Work to be completed >>
Sort through the data and copy the lines holding the word "What".

(Extracted records)
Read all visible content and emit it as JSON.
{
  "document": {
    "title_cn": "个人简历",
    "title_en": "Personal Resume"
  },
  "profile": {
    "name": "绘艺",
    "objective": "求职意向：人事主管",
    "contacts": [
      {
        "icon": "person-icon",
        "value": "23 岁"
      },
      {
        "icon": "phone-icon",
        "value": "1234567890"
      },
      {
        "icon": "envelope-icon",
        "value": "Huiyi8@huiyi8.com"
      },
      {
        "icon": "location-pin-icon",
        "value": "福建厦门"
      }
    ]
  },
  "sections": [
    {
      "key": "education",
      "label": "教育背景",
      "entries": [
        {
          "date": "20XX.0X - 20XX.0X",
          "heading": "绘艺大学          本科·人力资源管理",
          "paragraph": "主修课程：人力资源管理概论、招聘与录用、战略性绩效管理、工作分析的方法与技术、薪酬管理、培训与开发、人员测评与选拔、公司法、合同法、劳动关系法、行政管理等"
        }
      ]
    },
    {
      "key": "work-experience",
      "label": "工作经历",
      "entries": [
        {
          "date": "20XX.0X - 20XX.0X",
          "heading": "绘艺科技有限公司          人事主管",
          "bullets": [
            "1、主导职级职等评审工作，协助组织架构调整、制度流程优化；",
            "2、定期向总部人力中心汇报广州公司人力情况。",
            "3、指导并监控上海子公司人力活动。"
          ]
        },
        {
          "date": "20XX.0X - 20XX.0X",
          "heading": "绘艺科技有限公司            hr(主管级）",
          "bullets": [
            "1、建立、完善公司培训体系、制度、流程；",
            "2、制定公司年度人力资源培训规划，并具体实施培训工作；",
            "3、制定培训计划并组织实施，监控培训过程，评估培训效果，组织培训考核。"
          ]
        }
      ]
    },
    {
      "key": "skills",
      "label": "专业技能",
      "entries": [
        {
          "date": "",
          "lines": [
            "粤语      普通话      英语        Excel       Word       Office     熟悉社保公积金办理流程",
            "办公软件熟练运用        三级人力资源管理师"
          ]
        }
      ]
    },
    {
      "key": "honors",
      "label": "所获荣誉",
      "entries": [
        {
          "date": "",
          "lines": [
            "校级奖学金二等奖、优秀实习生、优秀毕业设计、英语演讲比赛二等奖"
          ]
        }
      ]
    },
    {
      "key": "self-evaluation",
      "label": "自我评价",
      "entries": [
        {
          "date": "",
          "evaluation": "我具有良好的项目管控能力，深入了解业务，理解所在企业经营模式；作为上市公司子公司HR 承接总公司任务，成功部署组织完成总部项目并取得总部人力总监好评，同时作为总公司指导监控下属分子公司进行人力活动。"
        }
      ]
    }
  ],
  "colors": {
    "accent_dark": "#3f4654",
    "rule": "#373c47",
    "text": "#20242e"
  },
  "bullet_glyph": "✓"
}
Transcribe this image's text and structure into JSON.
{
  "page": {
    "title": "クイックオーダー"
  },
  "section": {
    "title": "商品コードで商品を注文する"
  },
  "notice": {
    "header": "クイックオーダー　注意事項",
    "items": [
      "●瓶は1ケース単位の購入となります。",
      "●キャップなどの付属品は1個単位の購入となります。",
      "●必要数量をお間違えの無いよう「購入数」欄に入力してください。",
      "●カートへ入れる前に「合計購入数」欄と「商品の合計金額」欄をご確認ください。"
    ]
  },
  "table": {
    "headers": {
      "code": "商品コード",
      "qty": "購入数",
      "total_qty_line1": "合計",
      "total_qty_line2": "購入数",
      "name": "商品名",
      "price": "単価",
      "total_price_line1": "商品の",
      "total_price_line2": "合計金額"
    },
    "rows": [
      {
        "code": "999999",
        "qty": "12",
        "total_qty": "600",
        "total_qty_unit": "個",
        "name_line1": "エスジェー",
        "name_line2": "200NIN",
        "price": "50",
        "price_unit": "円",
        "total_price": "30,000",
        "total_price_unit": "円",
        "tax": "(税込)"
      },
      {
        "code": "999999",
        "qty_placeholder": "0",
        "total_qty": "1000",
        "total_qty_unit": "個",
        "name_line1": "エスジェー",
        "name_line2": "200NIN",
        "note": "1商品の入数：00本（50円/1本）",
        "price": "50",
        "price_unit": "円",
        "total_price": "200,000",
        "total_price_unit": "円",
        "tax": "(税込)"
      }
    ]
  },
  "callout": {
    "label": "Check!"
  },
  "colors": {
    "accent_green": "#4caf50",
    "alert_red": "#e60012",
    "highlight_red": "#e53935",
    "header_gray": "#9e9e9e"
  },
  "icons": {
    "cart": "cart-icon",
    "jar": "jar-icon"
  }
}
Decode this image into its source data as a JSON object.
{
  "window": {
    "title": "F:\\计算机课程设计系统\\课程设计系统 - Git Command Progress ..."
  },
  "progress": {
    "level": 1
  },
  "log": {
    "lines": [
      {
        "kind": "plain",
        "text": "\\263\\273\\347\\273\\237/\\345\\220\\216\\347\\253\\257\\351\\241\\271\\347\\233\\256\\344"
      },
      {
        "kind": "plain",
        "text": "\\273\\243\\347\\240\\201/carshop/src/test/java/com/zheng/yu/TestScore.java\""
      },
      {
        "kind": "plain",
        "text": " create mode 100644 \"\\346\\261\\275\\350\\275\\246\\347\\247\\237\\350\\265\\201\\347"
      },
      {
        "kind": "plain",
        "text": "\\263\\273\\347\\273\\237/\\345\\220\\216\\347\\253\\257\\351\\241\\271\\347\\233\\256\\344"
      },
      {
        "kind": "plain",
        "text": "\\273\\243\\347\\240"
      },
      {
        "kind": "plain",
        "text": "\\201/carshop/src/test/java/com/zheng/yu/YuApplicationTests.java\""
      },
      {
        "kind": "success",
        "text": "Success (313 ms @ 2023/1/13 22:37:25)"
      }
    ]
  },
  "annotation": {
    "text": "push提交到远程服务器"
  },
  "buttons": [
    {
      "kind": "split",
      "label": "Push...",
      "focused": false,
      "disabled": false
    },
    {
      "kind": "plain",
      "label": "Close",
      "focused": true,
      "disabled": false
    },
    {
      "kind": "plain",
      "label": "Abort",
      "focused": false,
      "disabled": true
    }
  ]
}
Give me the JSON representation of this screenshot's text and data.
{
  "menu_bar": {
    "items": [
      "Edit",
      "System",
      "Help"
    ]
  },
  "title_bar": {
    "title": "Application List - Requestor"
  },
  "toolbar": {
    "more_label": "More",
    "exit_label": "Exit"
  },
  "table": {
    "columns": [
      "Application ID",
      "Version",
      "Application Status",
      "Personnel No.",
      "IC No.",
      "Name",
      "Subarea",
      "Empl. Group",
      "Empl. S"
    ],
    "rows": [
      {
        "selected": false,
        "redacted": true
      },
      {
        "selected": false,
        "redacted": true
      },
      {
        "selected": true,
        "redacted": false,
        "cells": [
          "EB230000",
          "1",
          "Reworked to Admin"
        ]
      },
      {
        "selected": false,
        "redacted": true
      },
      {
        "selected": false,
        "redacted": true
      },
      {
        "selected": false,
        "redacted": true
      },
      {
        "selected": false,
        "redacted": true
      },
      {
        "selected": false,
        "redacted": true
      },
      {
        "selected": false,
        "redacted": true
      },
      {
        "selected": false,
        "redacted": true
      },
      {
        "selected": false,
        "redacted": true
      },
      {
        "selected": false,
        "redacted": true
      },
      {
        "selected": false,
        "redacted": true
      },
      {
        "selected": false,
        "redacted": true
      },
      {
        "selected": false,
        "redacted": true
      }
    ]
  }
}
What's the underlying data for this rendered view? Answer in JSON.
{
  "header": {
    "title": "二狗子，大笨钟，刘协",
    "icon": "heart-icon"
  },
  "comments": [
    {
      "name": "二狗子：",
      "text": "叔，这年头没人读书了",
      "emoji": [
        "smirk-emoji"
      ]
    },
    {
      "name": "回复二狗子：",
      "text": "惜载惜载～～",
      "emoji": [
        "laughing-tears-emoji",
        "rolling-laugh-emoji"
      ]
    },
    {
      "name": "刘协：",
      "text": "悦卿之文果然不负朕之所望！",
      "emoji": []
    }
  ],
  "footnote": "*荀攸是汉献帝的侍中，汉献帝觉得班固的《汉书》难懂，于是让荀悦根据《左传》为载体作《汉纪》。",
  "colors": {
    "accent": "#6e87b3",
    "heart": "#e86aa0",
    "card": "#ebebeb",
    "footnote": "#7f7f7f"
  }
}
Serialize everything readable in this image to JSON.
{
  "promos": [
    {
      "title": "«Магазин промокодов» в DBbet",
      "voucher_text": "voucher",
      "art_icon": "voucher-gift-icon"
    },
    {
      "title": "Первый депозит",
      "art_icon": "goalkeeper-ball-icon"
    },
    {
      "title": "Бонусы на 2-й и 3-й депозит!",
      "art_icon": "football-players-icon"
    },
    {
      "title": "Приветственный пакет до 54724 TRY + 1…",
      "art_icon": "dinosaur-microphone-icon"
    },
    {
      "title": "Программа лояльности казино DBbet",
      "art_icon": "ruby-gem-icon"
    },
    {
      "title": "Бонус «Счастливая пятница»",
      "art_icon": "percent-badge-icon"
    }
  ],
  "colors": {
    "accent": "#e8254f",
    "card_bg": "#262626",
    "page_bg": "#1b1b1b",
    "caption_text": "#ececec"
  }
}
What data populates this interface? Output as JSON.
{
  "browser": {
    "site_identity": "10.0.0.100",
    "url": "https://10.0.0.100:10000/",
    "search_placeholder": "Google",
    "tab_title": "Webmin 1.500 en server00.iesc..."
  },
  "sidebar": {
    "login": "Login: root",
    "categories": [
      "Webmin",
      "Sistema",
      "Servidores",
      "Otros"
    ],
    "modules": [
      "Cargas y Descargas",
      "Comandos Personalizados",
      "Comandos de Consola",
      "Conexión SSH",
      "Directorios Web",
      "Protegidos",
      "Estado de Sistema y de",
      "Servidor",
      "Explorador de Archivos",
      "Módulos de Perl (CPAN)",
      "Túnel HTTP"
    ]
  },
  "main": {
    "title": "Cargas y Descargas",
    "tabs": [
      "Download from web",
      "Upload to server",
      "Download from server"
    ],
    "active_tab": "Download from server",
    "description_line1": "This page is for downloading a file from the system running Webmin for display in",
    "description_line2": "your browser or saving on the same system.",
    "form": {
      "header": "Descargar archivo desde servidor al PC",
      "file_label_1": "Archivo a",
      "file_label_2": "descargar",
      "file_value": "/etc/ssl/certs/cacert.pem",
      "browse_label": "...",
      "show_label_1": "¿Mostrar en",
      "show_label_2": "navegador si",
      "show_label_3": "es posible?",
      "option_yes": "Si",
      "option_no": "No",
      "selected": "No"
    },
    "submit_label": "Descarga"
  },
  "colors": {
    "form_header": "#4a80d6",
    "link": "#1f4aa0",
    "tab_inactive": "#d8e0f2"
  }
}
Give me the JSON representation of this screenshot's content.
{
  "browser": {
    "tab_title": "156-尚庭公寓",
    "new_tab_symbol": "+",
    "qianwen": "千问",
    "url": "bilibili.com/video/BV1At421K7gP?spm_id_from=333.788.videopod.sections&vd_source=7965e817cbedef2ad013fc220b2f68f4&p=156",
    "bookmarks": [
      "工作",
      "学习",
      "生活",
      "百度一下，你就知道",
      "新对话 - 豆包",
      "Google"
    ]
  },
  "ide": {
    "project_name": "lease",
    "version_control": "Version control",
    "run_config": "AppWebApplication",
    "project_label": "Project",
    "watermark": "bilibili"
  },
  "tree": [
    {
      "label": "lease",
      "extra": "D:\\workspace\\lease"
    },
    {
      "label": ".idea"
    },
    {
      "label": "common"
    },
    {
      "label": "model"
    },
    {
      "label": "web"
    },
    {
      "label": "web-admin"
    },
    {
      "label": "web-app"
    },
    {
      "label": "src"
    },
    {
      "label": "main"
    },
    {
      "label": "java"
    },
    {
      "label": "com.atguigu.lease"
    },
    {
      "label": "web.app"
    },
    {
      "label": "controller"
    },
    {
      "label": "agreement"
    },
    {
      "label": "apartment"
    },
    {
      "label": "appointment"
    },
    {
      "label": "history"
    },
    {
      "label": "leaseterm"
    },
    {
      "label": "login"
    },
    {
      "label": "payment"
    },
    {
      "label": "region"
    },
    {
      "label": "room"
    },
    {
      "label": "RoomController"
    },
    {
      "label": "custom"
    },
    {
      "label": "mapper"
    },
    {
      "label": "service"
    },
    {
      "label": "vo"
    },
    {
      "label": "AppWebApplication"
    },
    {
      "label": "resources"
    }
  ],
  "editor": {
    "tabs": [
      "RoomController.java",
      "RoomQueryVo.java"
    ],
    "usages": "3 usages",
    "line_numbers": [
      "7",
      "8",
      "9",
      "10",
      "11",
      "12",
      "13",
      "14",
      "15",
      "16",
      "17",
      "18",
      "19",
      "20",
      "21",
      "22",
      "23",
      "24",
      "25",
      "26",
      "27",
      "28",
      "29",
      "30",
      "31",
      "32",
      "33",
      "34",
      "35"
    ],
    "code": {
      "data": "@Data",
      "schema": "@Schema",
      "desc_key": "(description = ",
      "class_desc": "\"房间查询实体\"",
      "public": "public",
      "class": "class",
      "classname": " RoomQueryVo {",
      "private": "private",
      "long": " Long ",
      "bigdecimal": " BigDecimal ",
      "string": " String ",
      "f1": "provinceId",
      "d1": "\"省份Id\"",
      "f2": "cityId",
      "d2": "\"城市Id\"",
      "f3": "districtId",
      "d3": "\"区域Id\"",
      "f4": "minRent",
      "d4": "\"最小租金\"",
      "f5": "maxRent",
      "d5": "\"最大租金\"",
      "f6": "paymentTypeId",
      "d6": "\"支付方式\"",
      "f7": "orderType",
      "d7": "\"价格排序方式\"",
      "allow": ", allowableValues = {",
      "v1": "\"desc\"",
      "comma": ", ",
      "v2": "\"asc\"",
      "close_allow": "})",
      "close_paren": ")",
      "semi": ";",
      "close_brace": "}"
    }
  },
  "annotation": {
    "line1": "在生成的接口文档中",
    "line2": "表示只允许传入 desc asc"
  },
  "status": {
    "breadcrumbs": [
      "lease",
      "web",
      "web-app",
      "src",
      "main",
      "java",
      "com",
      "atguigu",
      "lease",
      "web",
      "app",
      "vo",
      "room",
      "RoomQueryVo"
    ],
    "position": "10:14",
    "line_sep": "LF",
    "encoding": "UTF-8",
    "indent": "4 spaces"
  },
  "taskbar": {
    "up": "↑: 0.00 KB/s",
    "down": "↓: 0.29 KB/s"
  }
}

Output for this exercise >>
What's the underlying data for this rendered view? Answer in JSON.
What data populates this interface? Output as JSON.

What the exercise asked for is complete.